What is required — Set down the full listing exactly, character for character.

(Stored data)
· · · ·
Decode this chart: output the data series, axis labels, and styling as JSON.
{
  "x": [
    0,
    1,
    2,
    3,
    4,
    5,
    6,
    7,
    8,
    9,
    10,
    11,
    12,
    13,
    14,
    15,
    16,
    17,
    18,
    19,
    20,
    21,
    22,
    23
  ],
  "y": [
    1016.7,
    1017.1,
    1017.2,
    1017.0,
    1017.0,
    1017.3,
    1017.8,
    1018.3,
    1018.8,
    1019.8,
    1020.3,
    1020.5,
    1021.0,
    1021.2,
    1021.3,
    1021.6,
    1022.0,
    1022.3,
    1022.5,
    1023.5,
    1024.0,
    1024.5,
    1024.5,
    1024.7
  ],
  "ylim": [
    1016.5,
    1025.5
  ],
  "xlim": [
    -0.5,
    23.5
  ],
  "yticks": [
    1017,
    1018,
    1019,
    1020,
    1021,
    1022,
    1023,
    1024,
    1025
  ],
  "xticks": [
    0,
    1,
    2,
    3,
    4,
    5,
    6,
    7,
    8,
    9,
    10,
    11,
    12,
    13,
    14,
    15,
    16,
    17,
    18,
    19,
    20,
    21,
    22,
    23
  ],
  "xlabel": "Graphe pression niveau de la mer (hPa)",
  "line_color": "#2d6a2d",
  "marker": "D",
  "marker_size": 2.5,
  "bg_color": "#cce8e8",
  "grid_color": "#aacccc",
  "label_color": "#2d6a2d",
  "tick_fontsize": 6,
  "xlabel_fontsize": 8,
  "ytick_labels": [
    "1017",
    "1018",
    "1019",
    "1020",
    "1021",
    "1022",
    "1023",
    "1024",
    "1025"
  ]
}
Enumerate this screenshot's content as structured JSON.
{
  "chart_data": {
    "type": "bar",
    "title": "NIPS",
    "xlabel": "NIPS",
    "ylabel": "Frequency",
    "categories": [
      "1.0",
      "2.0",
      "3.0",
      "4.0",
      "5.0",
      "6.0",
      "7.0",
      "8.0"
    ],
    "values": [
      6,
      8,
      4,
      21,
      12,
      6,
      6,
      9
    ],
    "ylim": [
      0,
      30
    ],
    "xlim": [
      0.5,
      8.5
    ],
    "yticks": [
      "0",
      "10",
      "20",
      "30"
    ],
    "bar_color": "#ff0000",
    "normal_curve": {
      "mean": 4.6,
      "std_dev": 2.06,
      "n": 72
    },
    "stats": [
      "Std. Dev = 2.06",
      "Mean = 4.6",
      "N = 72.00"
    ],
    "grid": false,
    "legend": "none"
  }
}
· · · ·
Solution to this exercise —
Decode this chart: output the data series, axis labels, and styling as JSON.
{
  "x": [
    0,
    1,
    2,
    3,
    4,
    5,
    6,
    7,
    8,
    9,
    10,
    11,
    12,
    13,
    14,
    15,
    16,
    17,
    18,
    19,
    20,
    21,
    22,
    23
  ],
  "y": [
    1016.7,
    1017.1,
    1017.2,
    1017.0,
    1017.0,
    1017.3,
    1017.8,
    1018.3,
    1018.8,
    1019.8,
    1020.3,
    1020.5,
    1021.0,
    1021.2,
    1021.3,
    1021.6,
    1022.0,
    1022.3,
    1022.5,
    1023.5,
    1024.0,
    1024.5,
    1024.5,
    1024.7
  ],
  "ylim": [
    1016.5,
    1025.5
  ],
  "xlim": [
    -0.5,
    23.5
  ],
  "yticks": [
    1017,
    1018,
    1019,
    1020,
    1021,
    1022,
    1023,
    1024,
    1025
  ],
  "xticks": [
    0,
    1,
    2,
    3,
    4,
    5,
    6,
    7,
    8,
    9,
    10,
    11,
    12,
    13,
    14,
    15,
    16,
    17,
    18,
    19,
    20,
    21,
    22,
    23
  ],
  "xlabel": "Graphe pression niveau de la mer (hPa)",
  "line_color": "#2d6a2d",
  "marker": "D",
  "marker_size": 2.5,
  "bg_color": "#cce8e8",
  "grid_color": "#aacccc",
  "label_color": "#2d6a2d",
  "tick_fontsize": 6,
  "xlabel_fontsize": 8,
  "ytick_labels": [
    "1017",
    "1018",
    "1019",
    "1020",
    "1021",
    "1022",
    "1023",
    "1024",
    "1025"
  ]
}
Enumerate this screenshot's content as structured JSON.
{
  "chart_data": {
    "type": "bar",
    "title": "NIPS",
    "xlabel": "NIPS",
    "ylabel": "Frequency",
    "categories": [
      "1.0",
      "2.0",
      "3.0",
      "4.0",
      "5.0",
      "6.0",
      "7.0",
      "8.0"
    ],
    "values": [
      6,
      8,
      4,
      21,
      12,
      6,
      6,
      9
    ],
    "ylim": [
      0,
      30
    ],
    "xlim": [
      0.5,
      8.5
    ],
    "yticks": [
      "0",
      "10",
      "20",
      "30"
    ],
    "bar_color": "#ff0000",
    "normal_curve": {
      "mean": 4.6,
      "std_dev": 2.06,
      "n": 72
    },
    "stats": [
      "Std. Dev = 2.06",
      "Mean = 4.6",
      "N = 72.00"
    ],
    "grid": false,
    "legend": "none"
  }
}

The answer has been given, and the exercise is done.